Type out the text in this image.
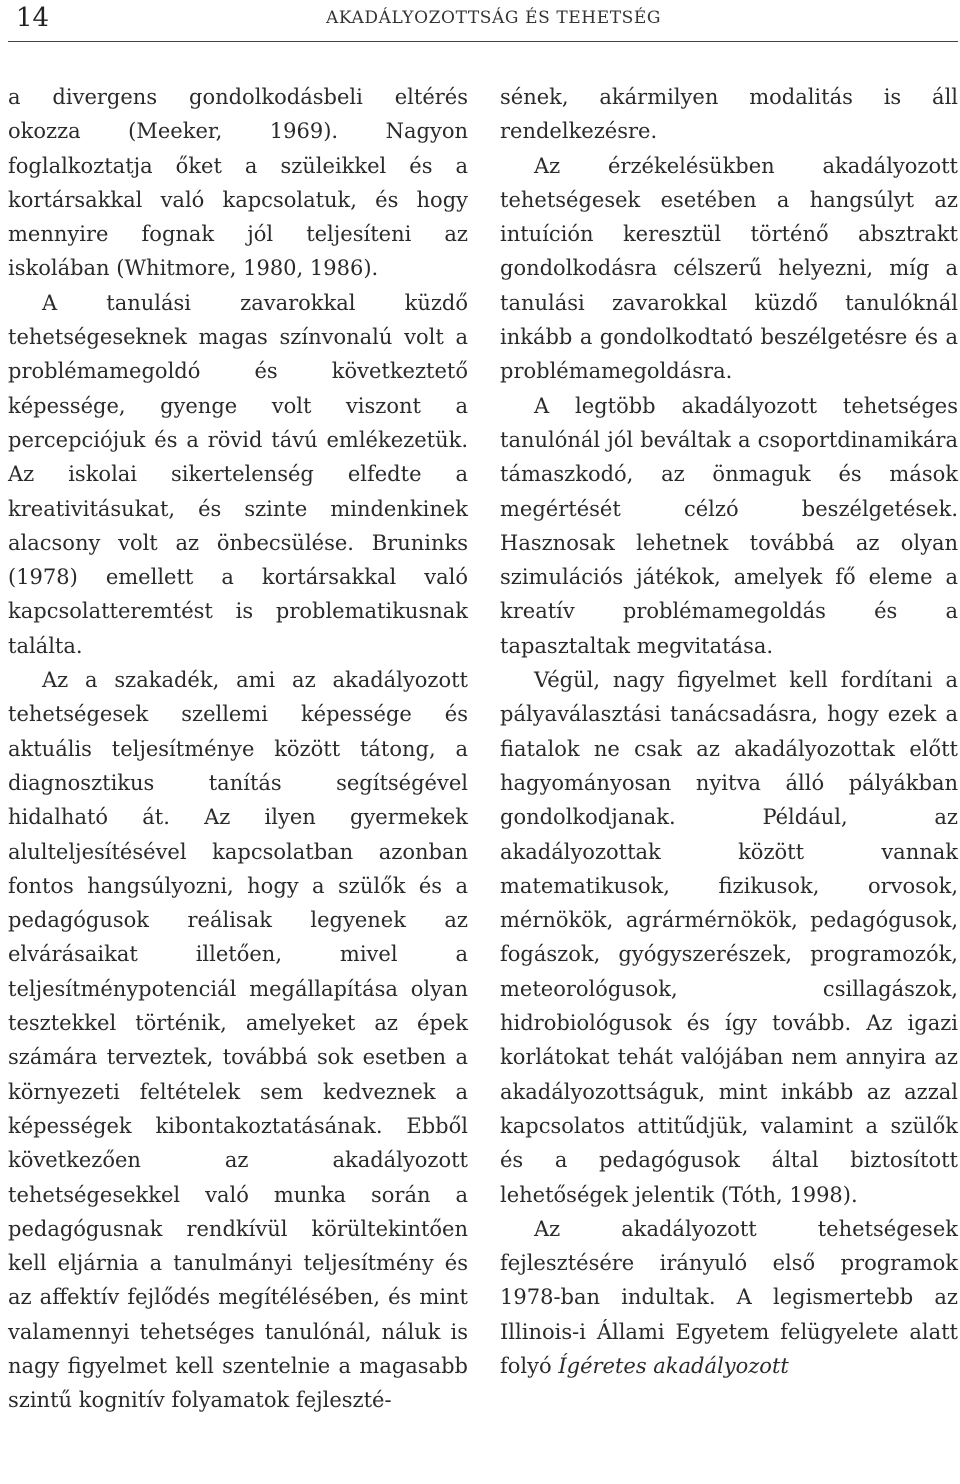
14	AKADÁLYOZOTTSÁG ÉS TEHETSÉG

a divergens gondolkodásbeli eltérés okozza (Meeker, 1969). Nagyon foglalkoztatja őket a szüleikkel és a kortársakkal való kapcsolatuk, és hogy mennyire fognak jól teljesíteni az iskolában (Whitmore, 1980, 1986).

A tanulási zavarokkal küzdő tehetségeseknek magas színvonalú volt a problémamegoldó és következtető képessége, gyenge volt viszont a percepciójuk és a rövid távú emlékezetük. Az iskolai sikertelenség elfedte a kreativitásukat, és szinte mindenkinek alacsony volt az önbecsülése. Bruninks (1978) emellett a kortársakkal való kapcsolatteremtést is problematikusnak találta.

Az a szakadék, ami az akadályozott tehetségesek szellemi képessége és aktuális teljesítménye között tátong, a diagnosztikus tanítás segítségével hidalható át. Az ilyen gyermekek alulteljesítésével kapcsolatban azonban fontos hangsúlyozni, hogy a szülők és a pedagógusok reálisak legyenek az elvárásaikat illetően, mivel a teljesítménypotenciál megállapítása olyan tesztekkel történik, amelyeket az épek számára terveztek, továbbá sok esetben a környezeti feltételek sem kedveznek a képességek kibontakoztatásának. Ebből következően az akadályozott tehetségesekkel való munka során a pedagógusnak rendkívül körültekintően kell eljárnia a tanulmányi teljesítmény és az affektív fejlődés megítélésében, és mint valamennyi tehetséges tanulónál, náluk is nagy figyelmet kell szentelnie a magasabb szintű kognitív folyamatok fejleszté-

sének, akármilyen modalitás is áll rendelkezésre.

Az érzékelésükben akadályozott tehetségesek esetében a hangsúlyt az intuíción keresztül történő absztrakt gondolkodásra célszerű helyezni, míg a tanulási zavarokkal küzdő tanulóknál inkább a gondolkodtató beszélgetésre és a problémamegoldásra.

A legtöbb akadályozott tehetséges tanulónál jól beváltak a csoportdinamikára támaszkodó, az önmaguk és mások megértését célzó beszélgetések. Hasznosak lehetnek továbbá az olyan szimulációs játékok, amelyek fő eleme a kreatív problémamegoldás és a tapasztaltak megvitatása.

Végül, nagy figyelmet kell fordítani a pályaválasztási tanácsadásra, hogy ezek a fiatalok ne csak az akadályozottak előtt hagyományosan nyitva álló pályákban gondolkodjanak. Például, az akadályozottak között vannak matematikusok, fizikusok, orvosok, mérnökök, agrármérnökök, pedagógusok, fogászok, gyógyszerészek, programozók, meteorológusok, csillagászok, hidrobiológusok és így tovább. Az igazi korlátokat tehát valójában nem annyira az akadályozottságuk, mint inkább az azzal kapcsolatos attitűdjük, valamint a szülők és a pedagógusok által biztosított lehetőségek jelentik (Tóth, 1998).

Az akadályozott tehetségesek fejlesztésére irányuló első programok 1978-ban indultak. A legismertebb az Illinois-i Állami Egyetem felügyelete alatt folyó Ígéretes akadályozott
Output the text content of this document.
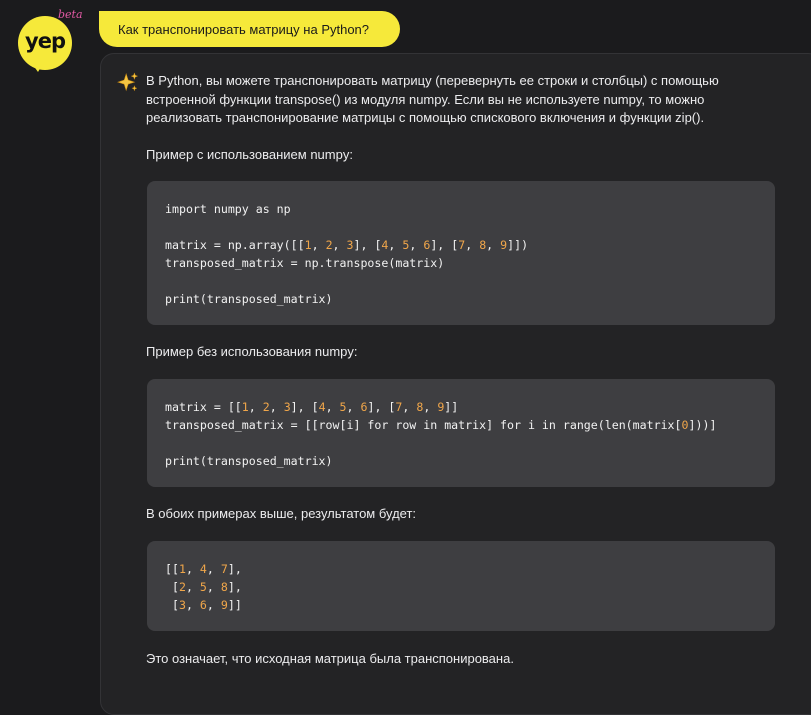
yep
beta
Как транспонировать матрицу на Python?
В Python, вы можете транспонировать матрицу (перевернуть ее строки и столбцы) с помощью встроенной функции transpose() из модуля numpy. Если вы не используете numpy, то можно реализовать транспонирование матрицы с помощью спискового включения и функции zip().
Пример с использованием numpy:
import numpy as np

matrix = np.array([[1, 2, 3], [4, 5, 6], [7, 8, 9]])
transposed_matrix = np.transpose(matrix)

print(transposed_matrix)
Пример без использования numpy:
matrix = [[1, 2, 3], [4, 5, 6], [7, 8, 9]]
transposed_matrix = [[row[i] for row in matrix] for i in range(len(matrix[0]))]

print(transposed_matrix)
В обоих примерах выше, результатом будет:
[[1, 4, 7],
[2, 5, 8],
[3, 6, 9]]
Это означает, что исходная матрица была транспонирована.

-- Challenge --
Pictures in the records above are not copied; print everything else exactly.

-- Written response --
Type out the text in this image.
14	AKADÁLYOZOTTSÁG ÉS TEHETSÉG

a divergens gondolkodásbeli eltérés okozza (Meeker, 1969). Nagyon foglalkoztatja őket a szüleikkel és a kortársakkal való kapcsolatuk, és hogy mennyire fognak jól teljesíteni az iskolában (Whitmore, 1980, 1986).

A tanulási zavarokkal küzdő tehetségeseknek magas színvonalú volt a problémamegoldó és következtető képessége, gyenge volt viszont a percepciójuk és a rövid távú emlékezetük. Az iskolai sikertelenség elfedte a kreativitásukat, és szinte mindenkinek alacsony volt az önbecsülése. Bruninks (1978) emellett a kortársakkal való kapcsolatteremtést is problematikusnak találta.

Az a szakadék, ami az akadályozott tehetségesek szellemi képessége és aktuális teljesítménye között tátong, a diagnosztikus tanítás segítségével hidalható át. Az ilyen gyermekek alulteljesítésével kapcsolatban azonban fontos hangsúlyozni, hogy a szülők és a pedagógusok reálisak legyenek az elvárásaikat illetően, mivel a teljesítménypotenciál megállapítása olyan tesztekkel történik, amelyeket az épek számára terveztek, továbbá sok esetben a környezeti feltételek sem kedveznek a képességek kibontakoztatásának. Ebből következően az akadályozott tehetségesekkel való munka során a pedagógusnak rendkívül körültekintően kell eljárnia a tanulmányi teljesítmény és az affektív fejlődés megítélésében, és mint valamennyi tehetséges tanulónál, náluk is nagy figyelmet kell szentelnie a magasabb szintű kognitív folyamatok fejleszté-

sének, akármilyen modalitás is áll rendelkezésre.

Az érzékelésükben akadályozott tehetségesek esetében a hangsúlyt az intuíción keresztül történő absztrakt gondolkodásra célszerű helyezni, míg a tanulási zavarokkal küzdő tanulóknál inkább a gondolkodtató beszélgetésre és a problémamegoldásra.

A legtöbb akadályozott tehetséges tanulónál jól beváltak a csoportdinamikára támaszkodó, az önmaguk és mások megértését célzó beszélgetések. Hasznosak lehetnek továbbá az olyan szimulációs játékok, amelyek fő eleme a kreatív problémamegoldás és a tapasztaltak megvitatása.

Végül, nagy figyelmet kell fordítani a pályaválasztási tanácsadásra, hogy ezek a fiatalok ne csak az akadályozottak előtt hagyományosan nyitva álló pályákban gondolkodjanak. Például, az akadályozottak között vannak matematikusok, fizikusok, orvosok, mérnökök, agrármérnökök, pedagógusok, fogászok, gyógyszerészek, programozók, meteorológusok, csillagászok, hidrobiológusok és így tovább. Az igazi korlátokat tehát valójában nem annyira az akadályozottságuk, mint inkább az azzal kapcsolatos attitűdjük, valamint a szülők és a pedagógusok által biztosított lehetőségek jelentik (Tóth, 1998).

Az akadályozott tehetségesek fejlesztésére irányuló első programok 1978-ban indultak. A legismertebb az Illinois-i Állami Egyetem felügyelete alatt folyó Ígéretes akadályozott
Output the text content of this document.
yep
beta
Как транспонировать матрицу на Python?
В Python, вы можете транспонировать матрицу (перевернуть ее строки и столбцы) с помощью встроенной функции transpose() из модуля numpy. Если вы не используете numpy, то можно реализовать транспонирование матрицы с помощью спискового включения и функции zip().
Пример с использованием numpy:
import numpy as np

matrix = np.array([[1, 2, 3], [4, 5, 6], [7, 8, 9]])
transposed_matrix = np.transpose(matrix)

print(transposed_matrix)
Пример без использования numpy:
matrix = [[1, 2, 3], [4, 5, 6], [7, 8, 9]]
transposed_matrix = [[row[i] for row in matrix] for i in range(len(matrix[0]))]

print(transposed_matrix)
В обоих примерах выше, результатом будет:
[[1, 4, 7],
[2, 5, 8],
[3, 6, 9]]
Это означает, что исходная матрица была транспонирована.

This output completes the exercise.